Written instruction - Quote all entries in full, exactly.

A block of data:

-*-*-

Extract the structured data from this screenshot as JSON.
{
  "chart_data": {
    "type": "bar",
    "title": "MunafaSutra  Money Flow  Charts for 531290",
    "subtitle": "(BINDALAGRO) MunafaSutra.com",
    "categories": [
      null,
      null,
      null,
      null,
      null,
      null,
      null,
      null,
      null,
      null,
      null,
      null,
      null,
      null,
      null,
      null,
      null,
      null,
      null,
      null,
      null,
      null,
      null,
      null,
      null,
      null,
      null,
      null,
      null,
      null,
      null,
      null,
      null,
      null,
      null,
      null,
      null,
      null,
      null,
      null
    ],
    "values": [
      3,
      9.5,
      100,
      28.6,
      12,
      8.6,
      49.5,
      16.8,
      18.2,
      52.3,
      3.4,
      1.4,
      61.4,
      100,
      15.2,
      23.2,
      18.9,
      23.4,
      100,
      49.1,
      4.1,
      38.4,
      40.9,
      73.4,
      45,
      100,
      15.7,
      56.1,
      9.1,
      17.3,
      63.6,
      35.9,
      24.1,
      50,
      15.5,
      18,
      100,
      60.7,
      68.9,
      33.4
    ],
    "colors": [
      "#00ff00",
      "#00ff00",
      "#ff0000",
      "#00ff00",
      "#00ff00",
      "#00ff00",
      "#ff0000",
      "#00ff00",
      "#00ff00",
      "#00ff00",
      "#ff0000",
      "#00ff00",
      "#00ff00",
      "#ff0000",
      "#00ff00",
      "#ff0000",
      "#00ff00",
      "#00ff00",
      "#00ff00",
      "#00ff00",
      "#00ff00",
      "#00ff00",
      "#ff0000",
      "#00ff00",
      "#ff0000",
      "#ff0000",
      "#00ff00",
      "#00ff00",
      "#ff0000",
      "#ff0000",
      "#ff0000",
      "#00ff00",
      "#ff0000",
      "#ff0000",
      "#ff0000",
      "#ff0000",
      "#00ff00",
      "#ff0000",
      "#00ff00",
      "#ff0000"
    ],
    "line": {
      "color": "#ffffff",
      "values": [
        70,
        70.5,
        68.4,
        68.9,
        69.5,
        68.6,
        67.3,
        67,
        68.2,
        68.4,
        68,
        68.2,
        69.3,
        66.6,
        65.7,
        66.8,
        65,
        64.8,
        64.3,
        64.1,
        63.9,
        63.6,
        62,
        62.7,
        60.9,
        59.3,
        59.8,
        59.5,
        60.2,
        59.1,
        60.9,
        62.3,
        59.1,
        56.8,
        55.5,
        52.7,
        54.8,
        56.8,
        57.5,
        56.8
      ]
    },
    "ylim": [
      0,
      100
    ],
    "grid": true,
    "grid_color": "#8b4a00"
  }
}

-*-*-

Output for this task -
Extract the structured data from this screenshot as JSON.
{
  "chart_data": {
    "type": "bar",
    "title": "MunafaSutra  Money Flow  Charts for 531290",
    "subtitle": "(BINDALAGRO) MunafaSutra.com",
    "categories": [
      null,
      null,
      null,
      null,
      null,
      null,
      null,
      null,
      null,
      null,
      null,
      null,
      null,
      null,
      null,
      null,
      null,
      null,
      null,
      null,
      null,
      null,
      null,
      null,
      null,
      null,
      null,
      null,
      null,
      null,
      null,
      null,
      null,
      null,
      null,
      null,
      null,
      null,
      null,
      null
    ],
    "values": [
      3,
      9.5,
      100,
      28.6,
      12,
      8.6,
      49.5,
      16.8,
      18.2,
      52.3,
      3.4,
      1.4,
      61.4,
      100,
      15.2,
      23.2,
      18.9,
      23.4,
      100,
      49.1,
      4.1,
      38.4,
      40.9,
      73.4,
      45,
      100,
      15.7,
      56.1,
      9.1,
      17.3,
      63.6,
      35.9,
      24.1,
      50,
      15.5,
      18,
      100,
      60.7,
      68.9,
      33.4
    ],
    "colors": [
      "#00ff00",
      "#00ff00",
      "#ff0000",
      "#00ff00",
      "#00ff00",
      "#00ff00",
      "#ff0000",
      "#00ff00",
      "#00ff00",
      "#00ff00",
      "#ff0000",
      "#00ff00",
      "#00ff00",
      "#ff0000",
      "#00ff00",
      "#ff0000",
      "#00ff00",
      "#00ff00",
      "#00ff00",
      "#00ff00",
      "#00ff00",
      "#00ff00",
      "#ff0000",
      "#00ff00",
      "#ff0000",
      "#ff0000",
      "#00ff00",
      "#00ff00",
      "#ff0000",
      "#ff0000",
      "#ff0000",
      "#00ff00",
      "#ff0000",
      "#ff0000",
      "#ff0000",
      "#ff0000",
      "#00ff00",
      "#ff0000",
      "#00ff00",
      "#ff0000"
    ],
    "line": {
      "color": "#ffffff",
      "values": [
        70,
        70.5,
        68.4,
        68.9,
        69.5,
        68.6,
        67.3,
        67,
        68.2,
        68.4,
        68,
        68.2,
        69.3,
        66.6,
        65.7,
        66.8,
        65,
        64.8,
        64.3,
        64.1,
        63.9,
        63.6,
        62,
        62.7,
        60.9,
        59.3,
        59.8,
        59.5,
        60.2,
        59.1,
        60.9,
        62.3,
        59.1,
        56.8,
        55.5,
        52.7,
        54.8,
        56.8,
        57.5,
        56.8
      ]
    },
    "ylim": [
      0,
      100
    ],
    "grid": true,
    "grid_color": "#8b4a00"
  }
}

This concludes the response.